Dataset records:
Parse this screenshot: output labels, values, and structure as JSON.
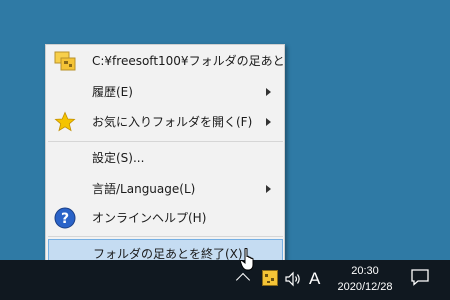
{
  "menu": {
    "items": [
      {
        "label": "C:¥freesoft100¥フォルダの足あと",
        "icon": "folder-app-icon",
        "submenu": false
      },
      {
        "label": "履歴(E)",
        "icon": null,
        "submenu": true
      },
      {
        "label": "お気に入りフォルダを開く(F)",
        "icon": "star-icon",
        "submenu": true
      },
      {
        "label": "設定(S)...",
        "icon": null,
        "submenu": false
      },
      {
        "label": "言語/Language(L)",
        "icon": null,
        "submenu": true
      },
      {
        "label": "オンラインヘルプ(H)",
        "icon": "help-icon",
        "submenu": false
      },
      {
        "label": "フォルダの足あとを終了(X)",
        "icon": null,
        "submenu": false,
        "highlighted": true
      }
    ]
  },
  "taskbar": {
    "ime": "A",
    "time": "20:30",
    "date": "2020/12/28"
  },
  "colors": {
    "desktop": "#2f7aa5",
    "taskbar": "#101820",
    "highlight": "#c5dcf2",
    "highlight_border": "#77b0e3"
  }
}
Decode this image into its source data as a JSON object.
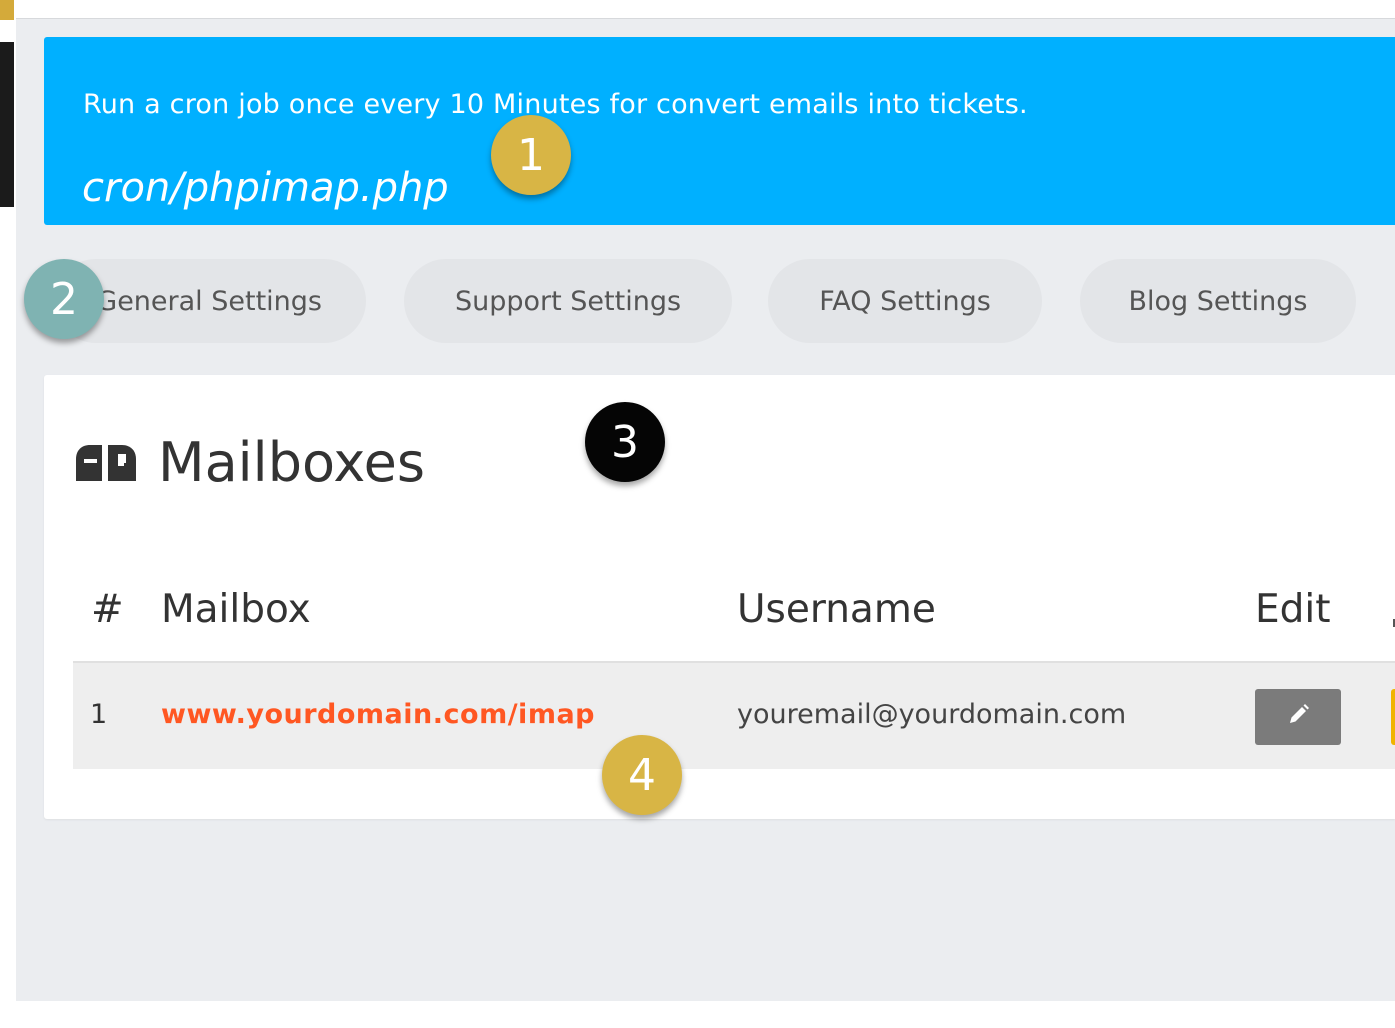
{
  "alert": {
    "message": "Run a cron job once every 10 Minutes for convert emails into tickets.",
    "command": "cron/phpimap.php"
  },
  "tabs": [
    {
      "label": "General Settings"
    },
    {
      "label": "Support Settings"
    },
    {
      "label": "FAQ Settings"
    },
    {
      "label": "Blog Settings"
    }
  ],
  "card": {
    "icon": "mailbox-icon",
    "title": "Mailboxes"
  },
  "table": {
    "headers": {
      "num": "#",
      "mailbox": "Mailbox",
      "username": "Username",
      "edit": "Edit"
    },
    "rows": [
      {
        "num": "1",
        "mailbox": "www.yourdomain.com/imap",
        "username": "youremail@yourdomain.com",
        "edit_icon": "pencil-icon"
      }
    ]
  },
  "markers": [
    "1",
    "2",
    "3",
    "4"
  ],
  "colors": {
    "alert_bg": "#00b0ff",
    "content_bg": "#ebedf0",
    "tab_bg": "#e3e5e8",
    "link": "#ff5722",
    "edit_button": "#7b7b7b",
    "marker_gold": "#d8b545",
    "marker_teal": "#7fb3b2",
    "marker_black": "#050505"
  }
}
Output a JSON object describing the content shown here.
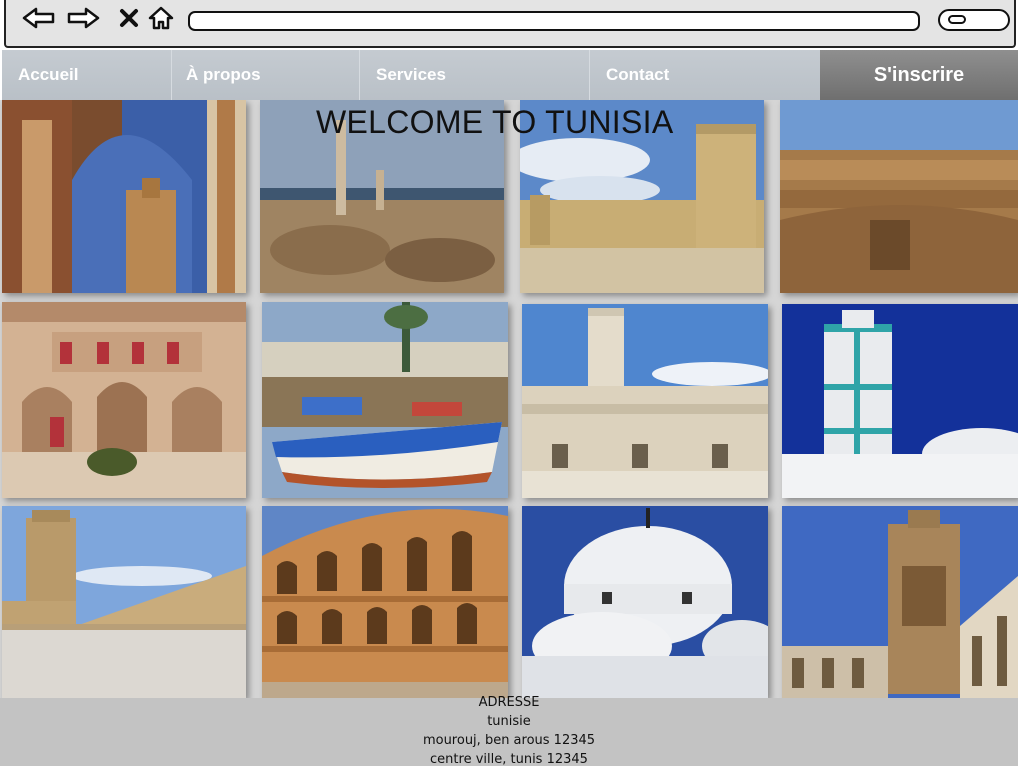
{
  "browser": {
    "icons": [
      "back-arrow-icon",
      "forward-arrow-icon",
      "close-icon",
      "home-icon",
      "search-icon"
    ]
  },
  "nav": {
    "items": [
      {
        "label": "Accueil"
      },
      {
        "label": "À propos"
      },
      {
        "label": "Services"
      },
      {
        "label": "Contact"
      }
    ],
    "cta": "S'inscrire",
    "colors": {
      "bar": "#bfc5cb",
      "cta": "#7d7d7d",
      "text": "#ffffff"
    }
  },
  "hero": {
    "title": "WELCOME TO TUNISIA"
  },
  "gallery": {
    "photos": [
      "tile-arch-minaret",
      "tile-carthage-ruins",
      "tile-ribat-tower",
      "tile-el-jem-interior",
      "tile-courtyard",
      "tile-fishing-boats",
      "tile-ribat-fortress",
      "tile-blue-minaret",
      "tile-kairouan-mosque",
      "tile-el-jem-colosseum",
      "tile-white-domes",
      "tile-zitouna-minaret"
    ]
  },
  "footer": {
    "heading": "ADRESSE",
    "lines": [
      "tunisie",
      "mourouj, ben arous 12345",
      "centre ville, tunis 12345"
    ],
    "background": "#c3c3c3"
  }
}
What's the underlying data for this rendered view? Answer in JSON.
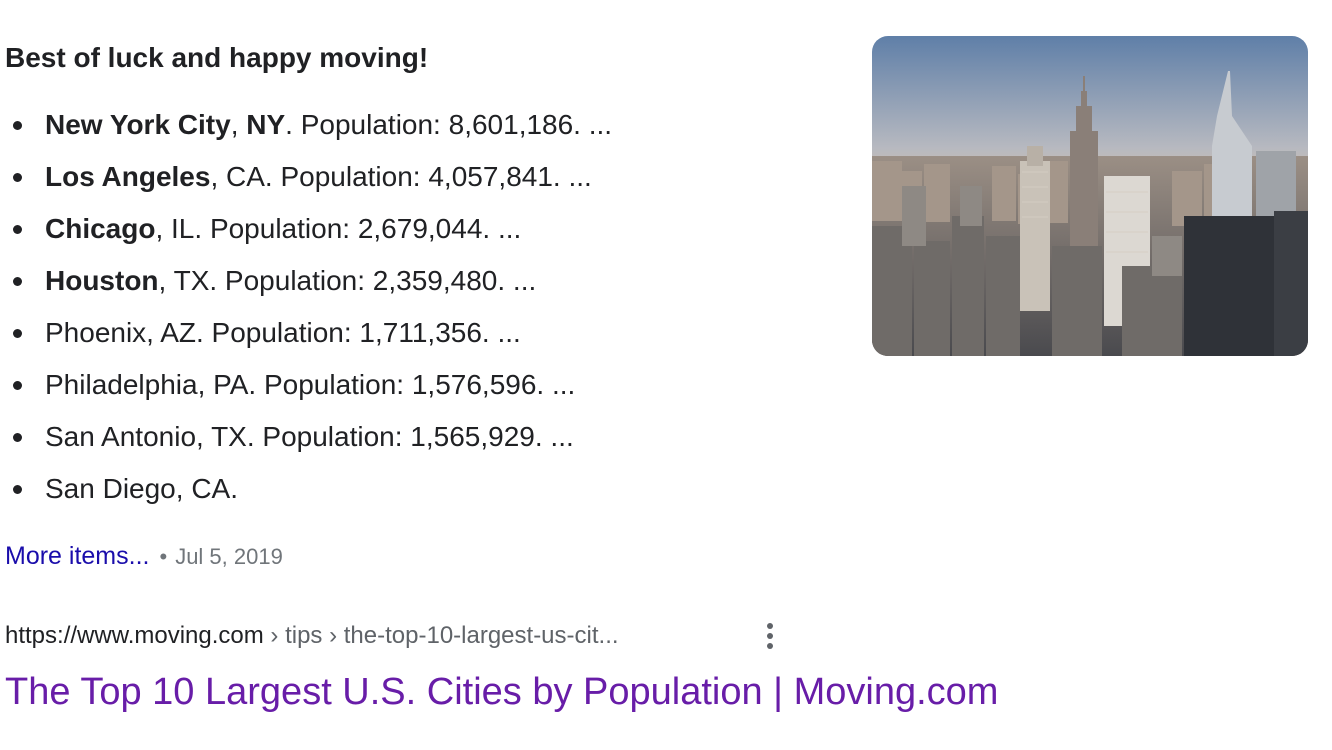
{
  "snippet": {
    "heading": "Best of luck and happy moving!",
    "items": [
      {
        "parts": [
          {
            "text": "New York City",
            "bold": true
          },
          {
            "text": ", ",
            "bold": false
          },
          {
            "text": "NY",
            "bold": true
          },
          {
            "text": ". Population: 8,601,186. ...",
            "bold": false
          }
        ]
      },
      {
        "parts": [
          {
            "text": "Los Angeles",
            "bold": true
          },
          {
            "text": ", CA. Population: 4,057,841. ...",
            "bold": false
          }
        ]
      },
      {
        "parts": [
          {
            "text": "Chicago",
            "bold": true
          },
          {
            "text": ", IL. Population: 2,679,044. ...",
            "bold": false
          }
        ]
      },
      {
        "parts": [
          {
            "text": "Houston",
            "bold": true
          },
          {
            "text": ", TX. Population: 2,359,480. ...",
            "bold": false
          }
        ]
      },
      {
        "parts": [
          {
            "text": "Phoenix, AZ. Population: 1,711,356. ...",
            "bold": false
          }
        ]
      },
      {
        "parts": [
          {
            "text": "Philadelphia, PA. Population: 1,576,596. ...",
            "bold": false
          }
        ]
      },
      {
        "parts": [
          {
            "text": "San Antonio, TX. Population: 1,565,929. ...",
            "bold": false
          }
        ]
      },
      {
        "parts": [
          {
            "text": "San Diego, CA.",
            "bold": false
          }
        ]
      }
    ],
    "more_label": "More items...",
    "separator": "•",
    "date": "Jul 5, 2019",
    "image_icon": "city-skyline-photo"
  },
  "result": {
    "url_host": "https://www.moving.com",
    "url_path": " › tips › the-top-10-largest-us-cit...",
    "menu_icon": "more-vert-icon",
    "title": "The Top 10 Largest U.S. Cities by Population | Moving.com"
  },
  "colors": {
    "link": "#1a0dab",
    "visited": "#681da8",
    "text": "#202124",
    "muted": "#70757a"
  }
}
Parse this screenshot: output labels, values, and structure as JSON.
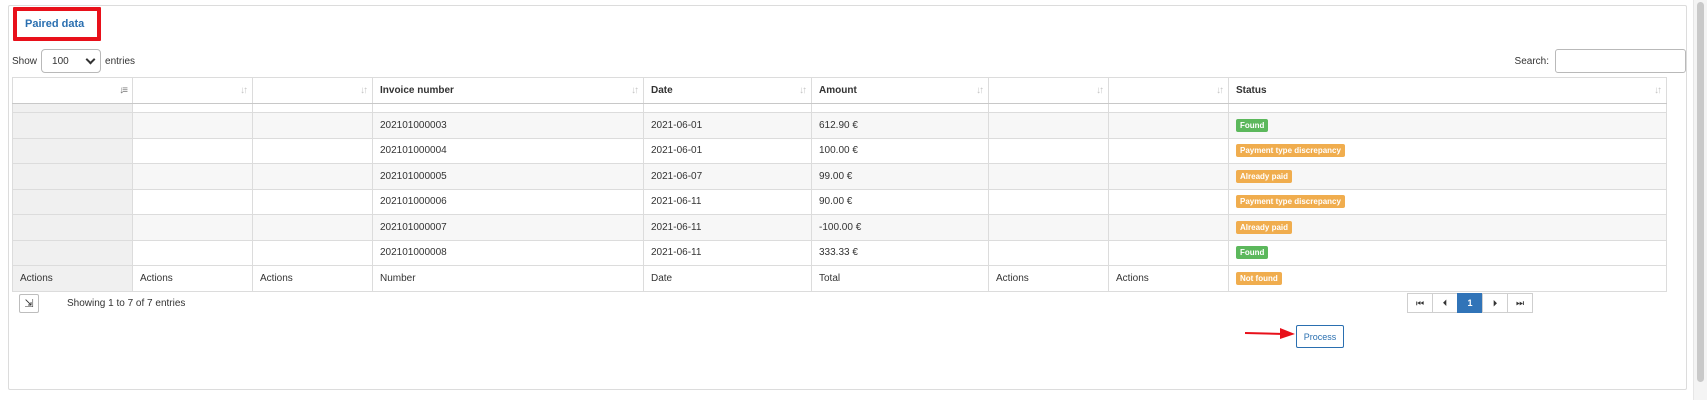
{
  "tab": {
    "label": "Paired data"
  },
  "length": {
    "show_label": "Show",
    "value": "100",
    "entries_label": "entries"
  },
  "search": {
    "label": "Search:",
    "value": ""
  },
  "table": {
    "headers": [
      "",
      "",
      "",
      "Invoice number",
      "Date",
      "Amount",
      "",
      "",
      "Status"
    ],
    "rows": [
      {
        "number": "202101000003",
        "date": "2021-06-01",
        "amount": "612.90 €",
        "status": "Found",
        "status_color": "#5cb85c"
      },
      {
        "number": "202101000004",
        "date": "2021-06-01",
        "amount": "100.00 €",
        "status": "Payment type discrepancy",
        "status_color": "#f0ad4e"
      },
      {
        "number": "202101000005",
        "date": "2021-06-07",
        "amount": "99.00 €",
        "status": "Already paid",
        "status_color": "#f0ad4e"
      },
      {
        "number": "202101000006",
        "date": "2021-06-11",
        "amount": "90.00 €",
        "status": "Payment type discrepancy",
        "status_color": "#f0ad4e"
      },
      {
        "number": "202101000007",
        "date": "2021-06-11",
        "amount": "-100.00 €",
        "status": "Already paid",
        "status_color": "#f0ad4e"
      },
      {
        "number": "202101000008",
        "date": "2021-06-11",
        "amount": "333.33 €",
        "status": "Found",
        "status_color": "#5cb85c"
      }
    ],
    "footer": [
      "Actions",
      "Actions",
      "Actions",
      "Number",
      "Date",
      "Total",
      "Actions",
      "Actions",
      "Not found"
    ],
    "footer_status_color": "#f0ad4e"
  },
  "info": {
    "text": "Showing 1 to 7 of 7 entries"
  },
  "pagination": {
    "first": "⏮",
    "prev": "⏴",
    "current": "1",
    "next": "⏵",
    "last": "⏭"
  },
  "process": {
    "label": "Process"
  },
  "colors": {
    "accent": "#3174b8",
    "highlight": "#e8101a"
  }
}
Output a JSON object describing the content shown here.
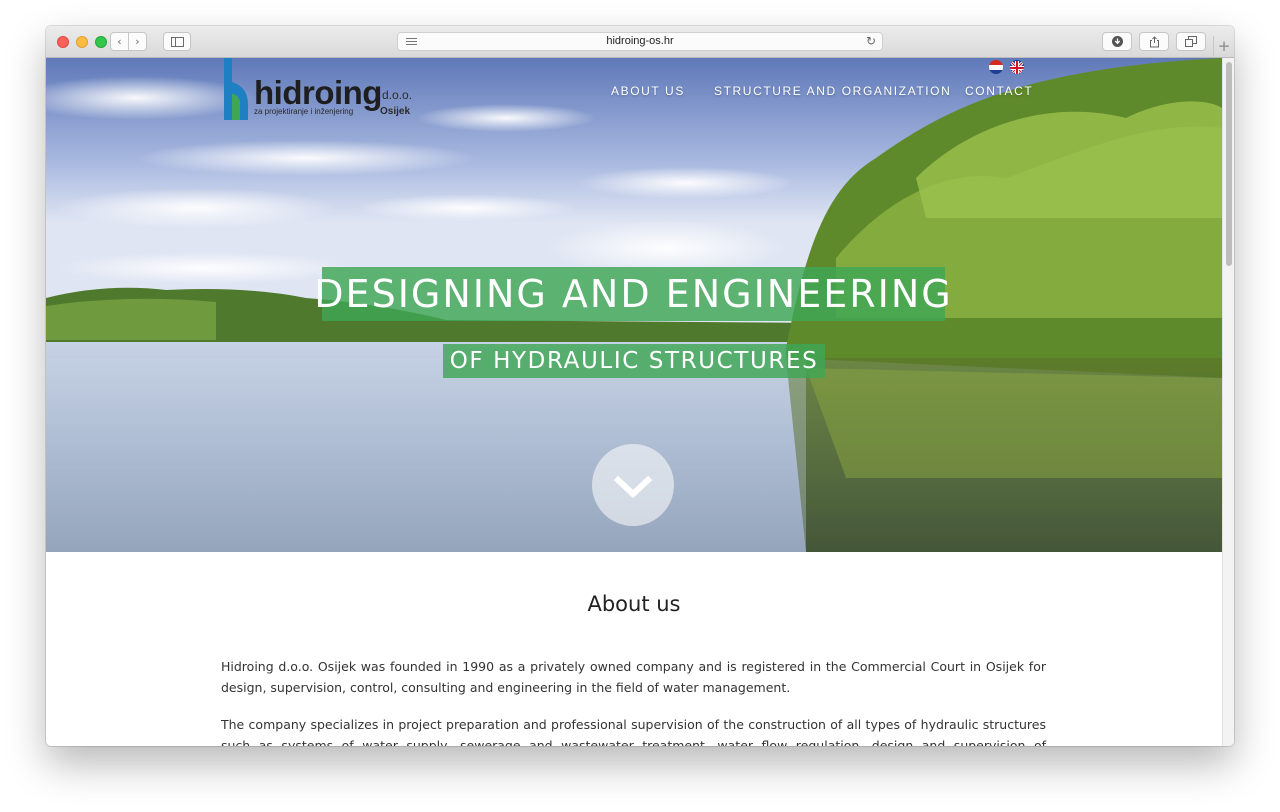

* _Task to complete_:
Locate each line containing the string "entries" and show it.

* _Worked answer_:
    "entries_label": "entries"
    "text": "Showing 1 to 7 of 7 entries"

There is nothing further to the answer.